------ INPUT DATA

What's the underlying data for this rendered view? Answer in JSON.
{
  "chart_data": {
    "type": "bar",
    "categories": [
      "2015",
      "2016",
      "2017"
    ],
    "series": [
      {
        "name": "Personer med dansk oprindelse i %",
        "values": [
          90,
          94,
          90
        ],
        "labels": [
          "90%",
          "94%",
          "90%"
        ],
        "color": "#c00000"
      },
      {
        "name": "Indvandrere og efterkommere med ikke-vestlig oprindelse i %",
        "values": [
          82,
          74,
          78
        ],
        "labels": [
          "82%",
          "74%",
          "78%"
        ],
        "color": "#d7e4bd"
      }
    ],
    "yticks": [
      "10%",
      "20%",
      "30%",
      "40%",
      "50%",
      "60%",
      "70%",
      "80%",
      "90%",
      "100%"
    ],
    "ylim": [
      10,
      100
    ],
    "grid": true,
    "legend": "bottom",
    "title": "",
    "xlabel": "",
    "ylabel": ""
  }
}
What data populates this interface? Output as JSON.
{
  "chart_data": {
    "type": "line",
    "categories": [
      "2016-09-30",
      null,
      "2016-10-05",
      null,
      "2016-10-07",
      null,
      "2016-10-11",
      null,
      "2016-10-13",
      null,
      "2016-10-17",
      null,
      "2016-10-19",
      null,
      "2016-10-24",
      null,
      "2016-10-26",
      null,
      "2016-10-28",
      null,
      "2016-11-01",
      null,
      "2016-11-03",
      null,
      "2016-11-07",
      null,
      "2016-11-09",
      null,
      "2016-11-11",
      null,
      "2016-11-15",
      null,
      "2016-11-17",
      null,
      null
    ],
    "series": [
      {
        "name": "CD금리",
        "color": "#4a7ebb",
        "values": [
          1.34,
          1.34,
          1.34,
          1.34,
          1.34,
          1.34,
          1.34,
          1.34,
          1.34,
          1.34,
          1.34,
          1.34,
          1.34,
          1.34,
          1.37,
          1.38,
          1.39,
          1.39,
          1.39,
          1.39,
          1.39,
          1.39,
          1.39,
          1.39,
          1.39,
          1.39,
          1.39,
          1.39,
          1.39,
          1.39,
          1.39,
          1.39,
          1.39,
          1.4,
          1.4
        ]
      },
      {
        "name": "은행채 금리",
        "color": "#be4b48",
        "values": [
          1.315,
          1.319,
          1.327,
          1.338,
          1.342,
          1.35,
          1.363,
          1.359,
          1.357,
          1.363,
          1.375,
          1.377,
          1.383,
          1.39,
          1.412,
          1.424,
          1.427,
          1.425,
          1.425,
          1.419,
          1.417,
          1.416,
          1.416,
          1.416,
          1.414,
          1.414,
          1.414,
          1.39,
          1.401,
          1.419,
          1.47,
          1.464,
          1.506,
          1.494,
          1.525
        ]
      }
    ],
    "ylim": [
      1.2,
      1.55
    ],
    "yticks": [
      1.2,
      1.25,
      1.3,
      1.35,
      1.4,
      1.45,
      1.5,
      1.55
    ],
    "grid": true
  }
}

------------

* [EXERCISE AIM]: Print all of the entries exactly as they are written.

* [RESPONSE TO THIS EXERCISE]:
What's the underlying data for this rendered view? Answer in JSON.
{
  "chart_data": {
    "type": "bar",
    "categories": [
      "2015",
      "2016",
      "2017"
    ],
    "series": [
      {
        "name": "Personer med dansk oprindelse i %",
        "values": [
          90,
          94,
          90
        ],
        "labels": [
          "90%",
          "94%",
          "90%"
        ],
        "color": "#c00000"
      },
      {
        "name": "Indvandrere og efterkommere med ikke-vestlig oprindelse i %",
        "values": [
          82,
          74,
          78
        ],
        "labels": [
          "82%",
          "74%",
          "78%"
        ],
        "color": "#d7e4bd"
      }
    ],
    "yticks": [
      "10%",
      "20%",
      "30%",
      "40%",
      "50%",
      "60%",
      "70%",
      "80%",
      "90%",
      "100%"
    ],
    "ylim": [
      10,
      100
    ],
    "grid": true,
    "legend": "bottom",
    "title": "",
    "xlabel": "",
    "ylabel": ""
  }
}
What data populates this interface? Output as JSON.
{
  "chart_data": {
    "type": "line",
    "categories": [
      "2016-09-30",
      null,
      "2016-10-05",
      null,
      "2016-10-07",
      null,
      "2016-10-11",
      null,
      "2016-10-13",
      null,
      "2016-10-17",
      null,
      "2016-10-19",
      null,
      "2016-10-24",
      null,
      "2016-10-26",
      null,
      "2016-10-28",
      null,
      "2016-11-01",
      null,
      "2016-11-03",
      null,
      "2016-11-07",
      null,
      "2016-11-09",
      null,
      "2016-11-11",
      null,
      "2016-11-15",
      null,
      "2016-11-17",
      null,
      null
    ],
    "series": [
      {
        "name": "CD금리",
        "color": "#4a7ebb",
        "values": [
          1.34,
          1.34,
          1.34,
          1.34,
          1.34,
          1.34,
          1.34,
          1.34,
          1.34,
          1.34,
          1.34,
          1.34,
          1.34,
          1.34,
          1.37,
          1.38,
          1.39,
          1.39,
          1.39,
          1.39,
          1.39,
          1.39,
          1.39,
          1.39,
          1.39,
          1.39,
          1.39,
          1.39,
          1.39,
          1.39,
          1.39,
          1.39,
          1.39,
          1.4,
          1.4
        ]
      },
      {
        "name": "은행채 금리",
        "color": "#be4b48",
        "values": [
          1.315,
          1.319,
          1.327,
          1.338,
          1.342,
          1.35,
          1.363,
          1.359,
          1.357,
          1.363,
          1.375,
          1.377,
          1.383,
          1.39,
          1.412,
          1.424,
          1.427,
          1.425,
          1.425,
          1.419,
          1.417,
          1.416,
          1.416,
          1.416,
          1.414,
          1.414,
          1.414,
          1.39,
          1.401,
          1.419,
          1.47,
          1.464,
          1.506,
          1.494,
          1.525
        ]
      }
    ],
    "ylim": [
      1.2,
      1.55
    ],
    "yticks": [
      1.2,
      1.25,
      1.3,
      1.35,
      1.4,
      1.45,
      1.5,
      1.55
    ],
    "grid": true
  }
}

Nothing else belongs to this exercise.